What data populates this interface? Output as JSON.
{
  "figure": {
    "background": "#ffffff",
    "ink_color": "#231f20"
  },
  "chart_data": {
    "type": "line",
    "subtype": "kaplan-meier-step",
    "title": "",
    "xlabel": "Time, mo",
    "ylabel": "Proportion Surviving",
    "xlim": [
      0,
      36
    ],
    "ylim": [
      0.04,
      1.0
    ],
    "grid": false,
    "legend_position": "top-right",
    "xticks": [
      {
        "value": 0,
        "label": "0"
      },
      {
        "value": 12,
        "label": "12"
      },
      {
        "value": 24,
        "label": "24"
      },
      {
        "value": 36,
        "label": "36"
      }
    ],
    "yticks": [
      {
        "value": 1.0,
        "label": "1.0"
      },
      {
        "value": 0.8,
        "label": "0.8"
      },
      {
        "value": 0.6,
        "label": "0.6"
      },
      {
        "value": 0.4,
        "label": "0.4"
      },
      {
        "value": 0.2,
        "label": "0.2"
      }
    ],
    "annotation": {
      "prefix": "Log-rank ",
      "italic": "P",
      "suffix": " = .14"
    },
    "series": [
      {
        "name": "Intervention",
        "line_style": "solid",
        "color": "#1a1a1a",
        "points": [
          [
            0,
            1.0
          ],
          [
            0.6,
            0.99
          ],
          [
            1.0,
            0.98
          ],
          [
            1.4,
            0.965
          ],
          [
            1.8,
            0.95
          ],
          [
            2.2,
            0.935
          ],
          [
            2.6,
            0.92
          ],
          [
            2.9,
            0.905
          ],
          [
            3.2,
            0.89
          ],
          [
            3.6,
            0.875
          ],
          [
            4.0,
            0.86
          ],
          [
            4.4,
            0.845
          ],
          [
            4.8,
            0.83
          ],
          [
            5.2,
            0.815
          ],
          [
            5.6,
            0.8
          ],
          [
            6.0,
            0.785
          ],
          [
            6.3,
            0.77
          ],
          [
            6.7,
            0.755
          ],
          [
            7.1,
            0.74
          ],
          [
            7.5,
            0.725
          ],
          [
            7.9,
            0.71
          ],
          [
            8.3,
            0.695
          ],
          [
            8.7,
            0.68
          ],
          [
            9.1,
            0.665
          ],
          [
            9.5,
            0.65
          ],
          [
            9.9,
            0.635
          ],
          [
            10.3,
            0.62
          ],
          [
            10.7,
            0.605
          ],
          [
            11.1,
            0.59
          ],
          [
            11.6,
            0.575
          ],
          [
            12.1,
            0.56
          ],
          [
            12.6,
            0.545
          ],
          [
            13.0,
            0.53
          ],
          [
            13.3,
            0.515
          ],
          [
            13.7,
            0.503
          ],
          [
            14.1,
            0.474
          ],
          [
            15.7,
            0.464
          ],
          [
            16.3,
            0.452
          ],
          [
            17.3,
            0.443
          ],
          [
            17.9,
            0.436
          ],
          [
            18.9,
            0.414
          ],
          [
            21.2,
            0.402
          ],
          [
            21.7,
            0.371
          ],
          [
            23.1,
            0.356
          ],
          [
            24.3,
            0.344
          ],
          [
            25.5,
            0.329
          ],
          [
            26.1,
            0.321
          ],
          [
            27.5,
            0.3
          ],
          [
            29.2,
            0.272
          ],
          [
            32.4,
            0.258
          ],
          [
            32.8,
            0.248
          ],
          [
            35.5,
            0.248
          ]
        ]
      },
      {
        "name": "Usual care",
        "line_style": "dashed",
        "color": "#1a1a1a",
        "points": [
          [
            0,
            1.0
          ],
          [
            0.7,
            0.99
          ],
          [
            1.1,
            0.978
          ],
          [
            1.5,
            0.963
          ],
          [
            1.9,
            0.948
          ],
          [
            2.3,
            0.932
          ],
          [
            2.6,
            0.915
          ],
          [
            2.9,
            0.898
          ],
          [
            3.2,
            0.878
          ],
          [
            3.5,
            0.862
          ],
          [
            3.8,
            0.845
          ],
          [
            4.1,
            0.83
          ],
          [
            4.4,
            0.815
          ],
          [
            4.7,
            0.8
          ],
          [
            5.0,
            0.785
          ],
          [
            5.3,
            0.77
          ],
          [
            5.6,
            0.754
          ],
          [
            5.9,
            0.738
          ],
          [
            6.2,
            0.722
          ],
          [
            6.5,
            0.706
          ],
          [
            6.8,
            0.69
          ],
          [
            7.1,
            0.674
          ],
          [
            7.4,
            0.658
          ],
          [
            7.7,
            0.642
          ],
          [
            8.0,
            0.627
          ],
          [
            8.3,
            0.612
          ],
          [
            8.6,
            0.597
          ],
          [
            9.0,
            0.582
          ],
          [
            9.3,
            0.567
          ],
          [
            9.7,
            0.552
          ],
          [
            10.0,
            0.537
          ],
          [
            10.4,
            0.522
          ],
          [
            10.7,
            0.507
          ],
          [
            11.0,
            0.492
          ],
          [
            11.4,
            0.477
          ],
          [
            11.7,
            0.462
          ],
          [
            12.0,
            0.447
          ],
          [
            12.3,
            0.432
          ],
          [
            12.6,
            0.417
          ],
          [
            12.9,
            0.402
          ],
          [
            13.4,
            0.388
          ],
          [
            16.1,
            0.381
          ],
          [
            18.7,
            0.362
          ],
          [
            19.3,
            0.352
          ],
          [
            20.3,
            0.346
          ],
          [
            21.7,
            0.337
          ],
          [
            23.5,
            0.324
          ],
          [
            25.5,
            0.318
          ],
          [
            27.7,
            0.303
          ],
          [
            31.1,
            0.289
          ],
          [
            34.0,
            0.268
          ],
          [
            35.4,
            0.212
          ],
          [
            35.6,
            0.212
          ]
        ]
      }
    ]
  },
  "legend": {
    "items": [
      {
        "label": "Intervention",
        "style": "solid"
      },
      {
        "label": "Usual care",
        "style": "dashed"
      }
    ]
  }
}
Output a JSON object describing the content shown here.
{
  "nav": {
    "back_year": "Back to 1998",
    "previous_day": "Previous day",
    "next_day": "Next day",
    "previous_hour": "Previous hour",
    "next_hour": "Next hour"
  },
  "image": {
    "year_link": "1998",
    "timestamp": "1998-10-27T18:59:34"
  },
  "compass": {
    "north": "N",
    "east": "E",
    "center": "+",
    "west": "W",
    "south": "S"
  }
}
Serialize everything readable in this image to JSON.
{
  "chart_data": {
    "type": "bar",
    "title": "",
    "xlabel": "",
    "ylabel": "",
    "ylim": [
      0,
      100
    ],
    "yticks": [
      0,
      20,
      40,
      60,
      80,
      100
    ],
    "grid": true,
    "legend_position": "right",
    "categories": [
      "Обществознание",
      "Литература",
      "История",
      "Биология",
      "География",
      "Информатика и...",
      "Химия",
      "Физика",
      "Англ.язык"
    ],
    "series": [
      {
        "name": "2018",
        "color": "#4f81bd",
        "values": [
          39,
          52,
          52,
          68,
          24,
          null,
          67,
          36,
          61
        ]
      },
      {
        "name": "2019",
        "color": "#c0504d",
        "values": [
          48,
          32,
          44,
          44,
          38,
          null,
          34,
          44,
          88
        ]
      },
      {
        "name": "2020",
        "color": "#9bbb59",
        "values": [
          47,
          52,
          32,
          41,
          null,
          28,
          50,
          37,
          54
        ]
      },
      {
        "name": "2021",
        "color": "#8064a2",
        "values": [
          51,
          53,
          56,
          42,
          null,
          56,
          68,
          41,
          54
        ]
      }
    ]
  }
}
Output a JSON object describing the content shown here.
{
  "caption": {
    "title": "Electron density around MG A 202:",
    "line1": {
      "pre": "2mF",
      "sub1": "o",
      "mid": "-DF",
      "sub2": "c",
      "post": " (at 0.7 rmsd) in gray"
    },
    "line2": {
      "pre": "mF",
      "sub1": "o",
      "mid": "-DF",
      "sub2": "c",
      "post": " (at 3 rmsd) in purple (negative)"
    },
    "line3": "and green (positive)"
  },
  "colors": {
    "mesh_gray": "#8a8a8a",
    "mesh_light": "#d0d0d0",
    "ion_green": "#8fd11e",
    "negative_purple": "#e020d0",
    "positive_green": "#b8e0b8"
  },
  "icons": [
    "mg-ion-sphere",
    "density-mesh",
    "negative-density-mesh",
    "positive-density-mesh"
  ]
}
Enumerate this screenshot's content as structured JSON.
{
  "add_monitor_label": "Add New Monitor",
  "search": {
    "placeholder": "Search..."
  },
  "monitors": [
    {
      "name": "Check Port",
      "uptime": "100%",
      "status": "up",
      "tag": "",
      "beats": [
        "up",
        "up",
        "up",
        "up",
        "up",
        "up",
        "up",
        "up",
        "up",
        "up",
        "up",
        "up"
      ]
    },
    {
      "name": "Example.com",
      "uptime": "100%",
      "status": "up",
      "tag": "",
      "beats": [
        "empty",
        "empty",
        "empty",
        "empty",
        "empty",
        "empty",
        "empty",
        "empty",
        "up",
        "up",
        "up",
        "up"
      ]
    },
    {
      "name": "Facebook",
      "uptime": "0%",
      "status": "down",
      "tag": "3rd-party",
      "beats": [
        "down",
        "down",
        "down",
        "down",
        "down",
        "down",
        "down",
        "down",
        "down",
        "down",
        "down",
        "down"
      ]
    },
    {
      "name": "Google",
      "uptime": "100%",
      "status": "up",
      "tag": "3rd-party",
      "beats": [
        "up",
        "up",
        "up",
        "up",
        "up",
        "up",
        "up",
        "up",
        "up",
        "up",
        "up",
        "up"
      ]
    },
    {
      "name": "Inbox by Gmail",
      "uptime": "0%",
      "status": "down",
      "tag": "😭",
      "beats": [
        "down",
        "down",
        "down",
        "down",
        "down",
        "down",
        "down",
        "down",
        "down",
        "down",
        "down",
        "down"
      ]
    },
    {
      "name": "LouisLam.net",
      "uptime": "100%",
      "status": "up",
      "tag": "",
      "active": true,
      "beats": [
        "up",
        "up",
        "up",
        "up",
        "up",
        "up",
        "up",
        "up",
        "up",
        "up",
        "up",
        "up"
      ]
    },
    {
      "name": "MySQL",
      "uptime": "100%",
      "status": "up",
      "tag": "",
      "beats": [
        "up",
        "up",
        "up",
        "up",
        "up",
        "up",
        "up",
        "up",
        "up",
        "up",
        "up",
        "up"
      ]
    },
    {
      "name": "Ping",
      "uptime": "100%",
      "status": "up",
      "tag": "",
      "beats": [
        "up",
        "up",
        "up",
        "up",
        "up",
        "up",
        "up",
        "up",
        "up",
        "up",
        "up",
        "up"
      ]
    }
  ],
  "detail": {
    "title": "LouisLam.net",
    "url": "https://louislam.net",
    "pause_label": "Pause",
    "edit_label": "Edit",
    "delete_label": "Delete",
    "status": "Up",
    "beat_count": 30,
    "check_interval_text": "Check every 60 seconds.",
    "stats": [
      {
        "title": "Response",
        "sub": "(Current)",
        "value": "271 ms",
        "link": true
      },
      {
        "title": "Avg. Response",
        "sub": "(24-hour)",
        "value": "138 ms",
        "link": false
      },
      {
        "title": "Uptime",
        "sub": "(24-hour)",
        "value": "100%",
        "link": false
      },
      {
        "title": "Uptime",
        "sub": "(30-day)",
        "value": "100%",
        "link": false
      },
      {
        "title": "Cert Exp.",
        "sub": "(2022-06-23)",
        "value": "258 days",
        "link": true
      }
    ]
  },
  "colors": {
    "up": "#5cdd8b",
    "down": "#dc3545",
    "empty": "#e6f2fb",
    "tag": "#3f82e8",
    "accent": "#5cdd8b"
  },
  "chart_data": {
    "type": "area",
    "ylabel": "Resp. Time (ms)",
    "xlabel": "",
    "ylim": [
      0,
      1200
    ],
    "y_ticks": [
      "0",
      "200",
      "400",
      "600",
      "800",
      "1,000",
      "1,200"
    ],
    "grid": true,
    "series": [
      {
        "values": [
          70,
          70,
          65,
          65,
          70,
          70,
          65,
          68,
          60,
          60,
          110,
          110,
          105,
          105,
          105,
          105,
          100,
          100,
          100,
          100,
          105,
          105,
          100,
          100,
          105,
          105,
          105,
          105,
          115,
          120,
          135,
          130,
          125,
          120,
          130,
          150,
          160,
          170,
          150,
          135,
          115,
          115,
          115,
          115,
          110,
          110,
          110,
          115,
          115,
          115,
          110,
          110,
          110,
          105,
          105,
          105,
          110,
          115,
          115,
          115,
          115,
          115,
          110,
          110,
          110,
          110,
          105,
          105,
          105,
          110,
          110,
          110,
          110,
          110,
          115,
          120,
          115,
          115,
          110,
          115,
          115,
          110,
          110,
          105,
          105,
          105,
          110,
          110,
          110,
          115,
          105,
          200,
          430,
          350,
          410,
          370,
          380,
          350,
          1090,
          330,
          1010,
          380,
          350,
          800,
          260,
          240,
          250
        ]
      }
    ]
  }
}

......

▸ **Stated problem**: How many lines in the records above contain the word "ylabel"? Reply with the number alone.

▸ **Exercise response**: 3